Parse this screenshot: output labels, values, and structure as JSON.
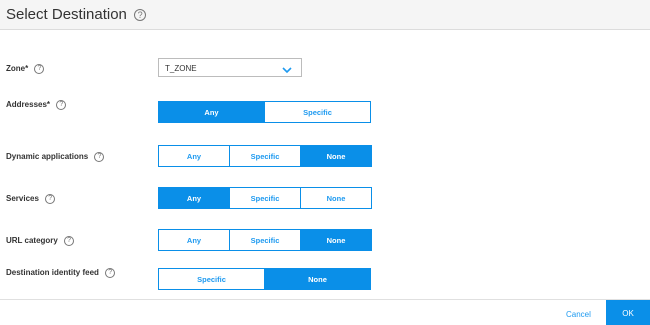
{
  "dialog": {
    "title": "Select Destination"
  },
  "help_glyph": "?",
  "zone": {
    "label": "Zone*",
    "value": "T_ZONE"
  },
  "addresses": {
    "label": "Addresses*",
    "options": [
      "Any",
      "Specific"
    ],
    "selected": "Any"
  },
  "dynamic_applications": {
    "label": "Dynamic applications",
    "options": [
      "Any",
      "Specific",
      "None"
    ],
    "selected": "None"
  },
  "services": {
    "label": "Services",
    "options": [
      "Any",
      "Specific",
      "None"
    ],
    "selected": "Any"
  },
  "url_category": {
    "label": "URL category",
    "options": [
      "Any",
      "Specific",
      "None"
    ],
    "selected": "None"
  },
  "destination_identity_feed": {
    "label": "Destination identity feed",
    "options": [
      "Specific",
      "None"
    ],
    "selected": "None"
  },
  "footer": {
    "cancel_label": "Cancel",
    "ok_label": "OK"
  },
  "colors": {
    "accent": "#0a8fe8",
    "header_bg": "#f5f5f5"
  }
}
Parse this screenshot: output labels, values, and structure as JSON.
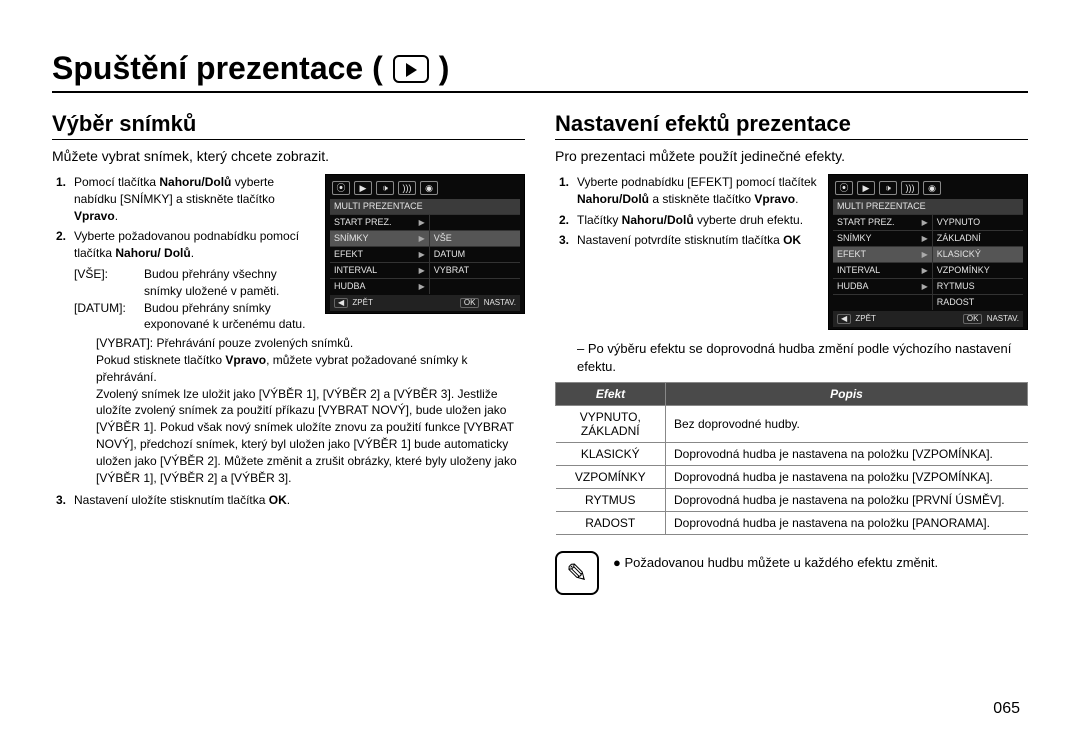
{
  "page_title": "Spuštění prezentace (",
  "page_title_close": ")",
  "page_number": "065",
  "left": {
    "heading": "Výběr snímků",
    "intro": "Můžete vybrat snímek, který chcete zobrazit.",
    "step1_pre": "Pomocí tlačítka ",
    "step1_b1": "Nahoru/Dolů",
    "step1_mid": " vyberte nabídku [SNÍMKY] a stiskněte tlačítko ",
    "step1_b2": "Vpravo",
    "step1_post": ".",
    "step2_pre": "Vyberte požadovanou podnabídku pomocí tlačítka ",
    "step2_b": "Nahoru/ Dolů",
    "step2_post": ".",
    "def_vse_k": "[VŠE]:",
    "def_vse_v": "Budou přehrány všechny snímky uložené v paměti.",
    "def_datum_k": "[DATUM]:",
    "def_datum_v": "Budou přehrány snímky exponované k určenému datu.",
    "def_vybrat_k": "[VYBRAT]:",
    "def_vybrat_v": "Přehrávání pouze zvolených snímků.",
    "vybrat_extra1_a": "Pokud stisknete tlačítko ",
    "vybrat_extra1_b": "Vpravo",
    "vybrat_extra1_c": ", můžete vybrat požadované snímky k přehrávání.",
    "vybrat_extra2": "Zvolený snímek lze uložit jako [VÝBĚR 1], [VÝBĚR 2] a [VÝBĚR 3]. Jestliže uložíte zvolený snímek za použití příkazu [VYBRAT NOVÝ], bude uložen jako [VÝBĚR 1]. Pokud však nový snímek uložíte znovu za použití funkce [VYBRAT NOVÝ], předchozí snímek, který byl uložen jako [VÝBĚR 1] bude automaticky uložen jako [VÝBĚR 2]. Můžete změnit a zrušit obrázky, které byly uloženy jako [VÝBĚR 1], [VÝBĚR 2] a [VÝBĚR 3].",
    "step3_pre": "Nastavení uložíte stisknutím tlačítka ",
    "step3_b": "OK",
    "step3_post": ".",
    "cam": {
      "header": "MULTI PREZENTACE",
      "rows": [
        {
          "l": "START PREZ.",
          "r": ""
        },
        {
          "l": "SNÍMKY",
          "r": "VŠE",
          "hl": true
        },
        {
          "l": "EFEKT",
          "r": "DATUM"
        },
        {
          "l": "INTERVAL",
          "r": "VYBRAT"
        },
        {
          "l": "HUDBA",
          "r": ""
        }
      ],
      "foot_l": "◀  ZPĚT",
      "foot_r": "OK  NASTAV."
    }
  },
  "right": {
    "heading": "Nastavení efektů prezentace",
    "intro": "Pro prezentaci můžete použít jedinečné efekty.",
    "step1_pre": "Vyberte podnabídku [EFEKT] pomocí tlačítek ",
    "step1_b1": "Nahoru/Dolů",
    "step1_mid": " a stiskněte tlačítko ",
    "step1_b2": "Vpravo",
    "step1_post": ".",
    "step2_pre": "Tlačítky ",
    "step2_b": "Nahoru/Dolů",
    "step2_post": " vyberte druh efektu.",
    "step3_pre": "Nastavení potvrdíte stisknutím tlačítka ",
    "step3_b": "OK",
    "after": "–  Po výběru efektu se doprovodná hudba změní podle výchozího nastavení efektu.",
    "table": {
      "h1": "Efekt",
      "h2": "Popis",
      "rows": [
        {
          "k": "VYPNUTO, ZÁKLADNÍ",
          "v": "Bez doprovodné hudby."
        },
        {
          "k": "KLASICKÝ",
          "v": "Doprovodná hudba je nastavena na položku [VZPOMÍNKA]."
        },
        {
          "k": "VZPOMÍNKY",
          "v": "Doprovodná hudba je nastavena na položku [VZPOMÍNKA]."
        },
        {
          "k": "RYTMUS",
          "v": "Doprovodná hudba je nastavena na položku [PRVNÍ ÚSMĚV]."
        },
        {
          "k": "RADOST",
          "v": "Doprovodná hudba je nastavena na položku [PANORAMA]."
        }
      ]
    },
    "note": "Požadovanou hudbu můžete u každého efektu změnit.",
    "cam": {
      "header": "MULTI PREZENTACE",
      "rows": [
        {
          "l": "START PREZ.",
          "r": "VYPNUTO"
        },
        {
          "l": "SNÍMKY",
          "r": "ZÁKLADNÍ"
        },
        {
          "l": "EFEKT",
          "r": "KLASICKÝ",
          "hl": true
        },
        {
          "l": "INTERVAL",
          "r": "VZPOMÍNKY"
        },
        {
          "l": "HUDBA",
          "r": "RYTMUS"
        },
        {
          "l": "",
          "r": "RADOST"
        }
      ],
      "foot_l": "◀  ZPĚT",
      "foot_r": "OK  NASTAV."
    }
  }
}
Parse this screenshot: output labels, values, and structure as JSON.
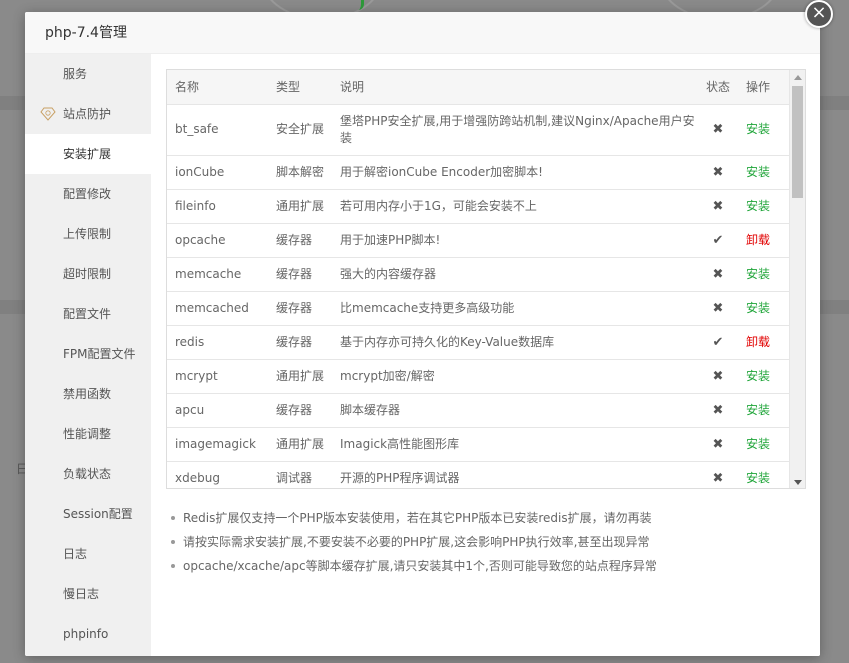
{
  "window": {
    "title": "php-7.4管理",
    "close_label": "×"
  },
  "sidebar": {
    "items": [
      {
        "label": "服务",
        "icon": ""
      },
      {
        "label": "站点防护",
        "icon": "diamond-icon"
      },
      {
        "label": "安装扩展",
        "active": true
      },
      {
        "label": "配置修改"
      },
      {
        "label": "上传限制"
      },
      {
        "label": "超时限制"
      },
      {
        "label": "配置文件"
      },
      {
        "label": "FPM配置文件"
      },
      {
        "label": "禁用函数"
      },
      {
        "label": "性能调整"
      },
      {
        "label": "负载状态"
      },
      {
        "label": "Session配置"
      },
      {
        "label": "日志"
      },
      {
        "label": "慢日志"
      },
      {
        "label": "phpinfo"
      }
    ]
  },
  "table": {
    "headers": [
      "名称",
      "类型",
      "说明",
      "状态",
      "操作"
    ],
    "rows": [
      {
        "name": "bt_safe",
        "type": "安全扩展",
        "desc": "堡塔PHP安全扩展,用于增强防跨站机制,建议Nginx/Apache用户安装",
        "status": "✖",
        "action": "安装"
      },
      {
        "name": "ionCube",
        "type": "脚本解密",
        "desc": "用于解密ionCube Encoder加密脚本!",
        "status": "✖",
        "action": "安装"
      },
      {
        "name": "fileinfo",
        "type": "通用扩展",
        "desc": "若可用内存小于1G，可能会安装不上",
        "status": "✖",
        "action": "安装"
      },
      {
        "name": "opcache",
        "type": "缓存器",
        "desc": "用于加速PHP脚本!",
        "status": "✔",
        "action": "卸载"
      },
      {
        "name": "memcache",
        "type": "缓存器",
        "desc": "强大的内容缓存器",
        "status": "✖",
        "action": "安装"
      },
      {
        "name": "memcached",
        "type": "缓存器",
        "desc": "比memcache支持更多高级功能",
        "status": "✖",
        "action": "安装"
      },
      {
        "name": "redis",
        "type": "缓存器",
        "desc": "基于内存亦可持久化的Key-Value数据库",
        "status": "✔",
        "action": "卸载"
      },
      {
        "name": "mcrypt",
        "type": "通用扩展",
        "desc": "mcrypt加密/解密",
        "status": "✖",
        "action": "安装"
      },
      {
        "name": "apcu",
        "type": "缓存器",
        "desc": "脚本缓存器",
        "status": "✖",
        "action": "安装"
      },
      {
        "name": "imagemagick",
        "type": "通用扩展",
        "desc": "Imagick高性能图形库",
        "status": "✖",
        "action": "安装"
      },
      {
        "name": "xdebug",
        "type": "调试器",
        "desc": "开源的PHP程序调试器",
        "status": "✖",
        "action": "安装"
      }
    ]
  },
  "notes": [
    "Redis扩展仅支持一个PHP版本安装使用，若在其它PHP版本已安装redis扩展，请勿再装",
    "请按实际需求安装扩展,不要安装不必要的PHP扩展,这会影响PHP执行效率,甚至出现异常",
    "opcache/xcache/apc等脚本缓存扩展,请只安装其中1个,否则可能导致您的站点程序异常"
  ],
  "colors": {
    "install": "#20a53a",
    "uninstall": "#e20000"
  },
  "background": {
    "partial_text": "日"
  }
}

□ □ □

* _Written exercise_
Check each line of the records for "stisknutím" and copy the ones that contain it.

* _Task response_
    "step3_pre": "Nastavení uložíte stisknutím tlačítka ",
    "step3_pre": "Nastavení potvrdíte stisknutím tlačítka ",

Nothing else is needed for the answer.